__STATED EXERCISE__: Below is a block of records; repeat all of them exactly.
=-=-=
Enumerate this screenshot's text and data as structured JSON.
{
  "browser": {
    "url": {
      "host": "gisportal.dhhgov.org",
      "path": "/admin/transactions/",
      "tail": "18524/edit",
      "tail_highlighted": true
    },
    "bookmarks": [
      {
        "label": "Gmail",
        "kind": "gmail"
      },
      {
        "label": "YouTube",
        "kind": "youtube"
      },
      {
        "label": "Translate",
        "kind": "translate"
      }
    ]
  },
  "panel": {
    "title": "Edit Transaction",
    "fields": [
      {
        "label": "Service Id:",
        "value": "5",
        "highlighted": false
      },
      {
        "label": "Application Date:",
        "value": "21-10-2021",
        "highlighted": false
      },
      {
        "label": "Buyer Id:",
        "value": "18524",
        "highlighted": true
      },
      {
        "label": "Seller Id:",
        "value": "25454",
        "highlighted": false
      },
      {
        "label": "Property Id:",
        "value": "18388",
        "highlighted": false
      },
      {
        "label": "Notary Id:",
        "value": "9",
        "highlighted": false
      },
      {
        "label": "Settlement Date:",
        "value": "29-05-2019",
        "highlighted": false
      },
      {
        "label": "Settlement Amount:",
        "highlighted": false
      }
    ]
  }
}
=-=-=
__TASK SOLUTION__:
Enumerate this screenshot's text and data as structured JSON.
{
  "browser": {
    "url": {
      "host": "gisportal.dhhgov.org",
      "path": "/admin/transactions/",
      "tail": "18524/edit",
      "tail_highlighted": true
    },
    "bookmarks": [
      {
        "label": "Gmail",
        "kind": "gmail"
      },
      {
        "label": "YouTube",
        "kind": "youtube"
      },
      {
        "label": "Translate",
        "kind": "translate"
      }
    ]
  },
  "panel": {
    "title": "Edit Transaction",
    "fields": [
      {
        "label": "Service Id:",
        "value": "5",
        "highlighted": false
      },
      {
        "label": "Application Date:",
        "value": "21-10-2021",
        "highlighted": false
      },
      {
        "label": "Buyer Id:",
        "value": "18524",
        "highlighted": true
      },
      {
        "label": "Seller Id:",
        "value": "25454",
        "highlighted": false
      },
      {
        "label": "Property Id:",
        "value": "18388",
        "highlighted": false
      },
      {
        "label": "Notary Id:",
        "value": "9",
        "highlighted": false
      },
      {
        "label": "Settlement Date:",
        "value": "29-05-2019",
        "highlighted": false
      },
      {
        "label": "Settlement Amount:",
        "highlighted": false
      }
    ]
  }
}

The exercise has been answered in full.